** Begin **

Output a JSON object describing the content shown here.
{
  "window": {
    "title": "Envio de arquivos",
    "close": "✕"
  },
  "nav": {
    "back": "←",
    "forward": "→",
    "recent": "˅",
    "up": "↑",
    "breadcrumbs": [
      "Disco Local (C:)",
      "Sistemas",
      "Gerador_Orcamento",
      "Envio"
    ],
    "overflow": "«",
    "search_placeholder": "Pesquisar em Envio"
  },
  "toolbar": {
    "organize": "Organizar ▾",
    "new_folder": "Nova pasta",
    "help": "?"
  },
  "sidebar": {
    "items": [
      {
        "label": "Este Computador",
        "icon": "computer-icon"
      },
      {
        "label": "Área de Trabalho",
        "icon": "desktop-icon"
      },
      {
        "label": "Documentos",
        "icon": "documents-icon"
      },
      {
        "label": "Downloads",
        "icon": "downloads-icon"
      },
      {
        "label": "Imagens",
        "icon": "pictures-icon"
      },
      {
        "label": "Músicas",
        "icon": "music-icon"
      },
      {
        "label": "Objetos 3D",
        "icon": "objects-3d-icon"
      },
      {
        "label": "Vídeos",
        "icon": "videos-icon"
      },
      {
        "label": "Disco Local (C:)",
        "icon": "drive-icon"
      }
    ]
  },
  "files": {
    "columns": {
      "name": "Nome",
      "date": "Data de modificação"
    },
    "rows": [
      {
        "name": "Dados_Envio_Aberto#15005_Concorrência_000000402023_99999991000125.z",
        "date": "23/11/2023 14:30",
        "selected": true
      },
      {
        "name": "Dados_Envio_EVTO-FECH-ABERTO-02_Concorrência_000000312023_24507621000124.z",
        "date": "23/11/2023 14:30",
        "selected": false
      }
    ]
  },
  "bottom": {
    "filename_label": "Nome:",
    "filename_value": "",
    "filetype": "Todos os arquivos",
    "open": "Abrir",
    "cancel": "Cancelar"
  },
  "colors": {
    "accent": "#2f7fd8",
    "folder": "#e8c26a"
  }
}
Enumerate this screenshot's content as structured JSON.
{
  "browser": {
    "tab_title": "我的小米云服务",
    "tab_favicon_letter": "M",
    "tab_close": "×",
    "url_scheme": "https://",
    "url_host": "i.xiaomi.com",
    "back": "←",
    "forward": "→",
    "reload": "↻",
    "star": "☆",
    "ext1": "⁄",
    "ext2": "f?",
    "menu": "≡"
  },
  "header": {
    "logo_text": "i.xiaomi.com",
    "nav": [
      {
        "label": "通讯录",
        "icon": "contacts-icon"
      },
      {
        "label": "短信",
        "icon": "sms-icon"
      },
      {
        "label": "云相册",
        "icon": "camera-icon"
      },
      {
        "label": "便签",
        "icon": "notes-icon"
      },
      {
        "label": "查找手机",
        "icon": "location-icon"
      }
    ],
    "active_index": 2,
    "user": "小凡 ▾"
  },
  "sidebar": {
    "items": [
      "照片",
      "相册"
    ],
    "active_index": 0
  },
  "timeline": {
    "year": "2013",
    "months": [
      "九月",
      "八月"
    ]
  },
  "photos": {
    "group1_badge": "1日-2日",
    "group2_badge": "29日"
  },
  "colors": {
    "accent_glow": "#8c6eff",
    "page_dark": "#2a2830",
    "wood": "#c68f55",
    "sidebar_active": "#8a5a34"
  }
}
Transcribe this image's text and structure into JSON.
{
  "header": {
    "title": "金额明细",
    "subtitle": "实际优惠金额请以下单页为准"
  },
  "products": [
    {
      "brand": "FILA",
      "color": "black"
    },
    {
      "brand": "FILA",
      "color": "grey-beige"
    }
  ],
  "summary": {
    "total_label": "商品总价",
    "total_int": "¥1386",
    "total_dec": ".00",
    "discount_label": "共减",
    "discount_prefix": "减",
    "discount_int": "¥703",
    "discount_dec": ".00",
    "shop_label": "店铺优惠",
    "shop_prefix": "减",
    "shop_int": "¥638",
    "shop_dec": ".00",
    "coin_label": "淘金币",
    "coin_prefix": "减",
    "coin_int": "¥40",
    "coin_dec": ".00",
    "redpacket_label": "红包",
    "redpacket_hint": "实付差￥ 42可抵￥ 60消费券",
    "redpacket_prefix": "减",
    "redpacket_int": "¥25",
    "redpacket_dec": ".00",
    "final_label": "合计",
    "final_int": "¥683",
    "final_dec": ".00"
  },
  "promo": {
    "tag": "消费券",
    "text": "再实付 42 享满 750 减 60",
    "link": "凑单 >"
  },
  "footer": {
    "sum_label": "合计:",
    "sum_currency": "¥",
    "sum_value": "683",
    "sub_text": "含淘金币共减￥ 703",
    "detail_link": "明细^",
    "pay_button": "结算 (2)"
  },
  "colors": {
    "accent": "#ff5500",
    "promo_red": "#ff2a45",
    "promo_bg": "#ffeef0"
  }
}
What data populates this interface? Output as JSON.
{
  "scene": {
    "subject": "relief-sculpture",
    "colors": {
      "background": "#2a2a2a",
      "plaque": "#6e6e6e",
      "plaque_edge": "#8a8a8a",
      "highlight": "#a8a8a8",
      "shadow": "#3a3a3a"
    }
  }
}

** End **

_WHAT THE TASK REQUIRES_. Extract the complete set of records unchanged.

_SOLUTION_.
Output a JSON object describing the content shown here.
{
  "window": {
    "title": "Envio de arquivos",
    "close": "✕"
  },
  "nav": {
    "back": "←",
    "forward": "→",
    "recent": "˅",
    "up": "↑",
    "breadcrumbs": [
      "Disco Local (C:)",
      "Sistemas",
      "Gerador_Orcamento",
      "Envio"
    ],
    "overflow": "«",
    "search_placeholder": "Pesquisar em Envio"
  },
  "toolbar": {
    "organize": "Organizar ▾",
    "new_folder": "Nova pasta",
    "help": "?"
  },
  "sidebar": {
    "items": [
      {
        "label": "Este Computador",
        "icon": "computer-icon"
      },
      {
        "label": "Área de Trabalho",
        "icon": "desktop-icon"
      },
      {
        "label": "Documentos",
        "icon": "documents-icon"
      },
      {
        "label": "Downloads",
        "icon": "downloads-icon"
      },
      {
        "label": "Imagens",
        "icon": "pictures-icon"
      },
      {
        "label": "Músicas",
        "icon": "music-icon"
      },
      {
        "label": "Objetos 3D",
        "icon": "objects-3d-icon"
      },
      {
        "label": "Vídeos",
        "icon": "videos-icon"
      },
      {
        "label": "Disco Local (C:)",
        "icon": "drive-icon"
      }
    ]
  },
  "files": {
    "columns": {
      "name": "Nome",
      "date": "Data de modificação"
    },
    "rows": [
      {
        "name": "Dados_Envio_Aberto#15005_Concorrência_000000402023_99999991000125.z",
        "date": "23/11/2023 14:30",
        "selected": true
      },
      {
        "name": "Dados_Envio_EVTO-FECH-ABERTO-02_Concorrência_000000312023_24507621000124.z",
        "date": "23/11/2023 14:30",
        "selected": false
      }
    ]
  },
  "bottom": {
    "filename_label": "Nome:",
    "filename_value": "",
    "filetype": "Todos os arquivos",
    "open": "Abrir",
    "cancel": "Cancelar"
  },
  "colors": {
    "accent": "#2f7fd8",
    "folder": "#e8c26a"
  }
}
Enumerate this screenshot's content as structured JSON.
{
  "browser": {
    "tab_title": "我的小米云服务",
    "tab_favicon_letter": "M",
    "tab_close": "×",
    "url_scheme": "https://",
    "url_host": "i.xiaomi.com",
    "back": "←",
    "forward": "→",
    "reload": "↻",
    "star": "☆",
    "ext1": "⁄",
    "ext2": "f?",
    "menu": "≡"
  },
  "header": {
    "logo_text": "i.xiaomi.com",
    "nav": [
      {
        "label": "通讯录",
        "icon": "contacts-icon"
      },
      {
        "label": "短信",
        "icon": "sms-icon"
      },
      {
        "label": "云相册",
        "icon": "camera-icon"
      },
      {
        "label": "便签",
        "icon": "notes-icon"
      },
      {
        "label": "查找手机",
        "icon": "location-icon"
      }
    ],
    "active_index": 2,
    "user": "小凡 ▾"
  },
  "sidebar": {
    "items": [
      "照片",
      "相册"
    ],
    "active_index": 0
  },
  "timeline": {
    "year": "2013",
    "months": [
      "九月",
      "八月"
    ]
  },
  "photos": {
    "group1_badge": "1日-2日",
    "group2_badge": "29日"
  },
  "colors": {
    "accent_glow": "#8c6eff",
    "page_dark": "#2a2830",
    "wood": "#c68f55",
    "sidebar_active": "#8a5a34"
  }
}
Transcribe this image's text and structure into JSON.
{
  "header": {
    "title": "金额明细",
    "subtitle": "实际优惠金额请以下单页为准"
  },
  "products": [
    {
      "brand": "FILA",
      "color": "black"
    },
    {
      "brand": "FILA",
      "color": "grey-beige"
    }
  ],
  "summary": {
    "total_label": "商品总价",
    "total_int": "¥1386",
    "total_dec": ".00",
    "discount_label": "共减",
    "discount_prefix": "减",
    "discount_int": "¥703",
    "discount_dec": ".00",
    "shop_label": "店铺优惠",
    "shop_prefix": "减",
    "shop_int": "¥638",
    "shop_dec": ".00",
    "coin_label": "淘金币",
    "coin_prefix": "减",
    "coin_int": "¥40",
    "coin_dec": ".00",
    "redpacket_label": "红包",
    "redpacket_hint": "实付差￥ 42可抵￥ 60消费券",
    "redpacket_prefix": "减",
    "redpacket_int": "¥25",
    "redpacket_dec": ".00",
    "final_label": "合计",
    "final_int": "¥683",
    "final_dec": ".00"
  },
  "promo": {
    "tag": "消费券",
    "text": "再实付 42 享满 750 减 60",
    "link": "凑单 >"
  },
  "footer": {
    "sum_label": "合计:",
    "sum_currency": "¥",
    "sum_value": "683",
    "sub_text": "含淘金币共减￥ 703",
    "detail_link": "明细^",
    "pay_button": "结算 (2)"
  },
  "colors": {
    "accent": "#ff5500",
    "promo_red": "#ff2a45",
    "promo_bg": "#ffeef0"
  }
}
What data populates this interface? Output as JSON.
{
  "scene": {
    "subject": "relief-sculpture",
    "colors": {
      "background": "#2a2a2a",
      "plaque": "#6e6e6e",
      "plaque_edge": "#8a8a8a",
      "highlight": "#a8a8a8",
      "shadow": "#3a3a3a"
    }
  }
}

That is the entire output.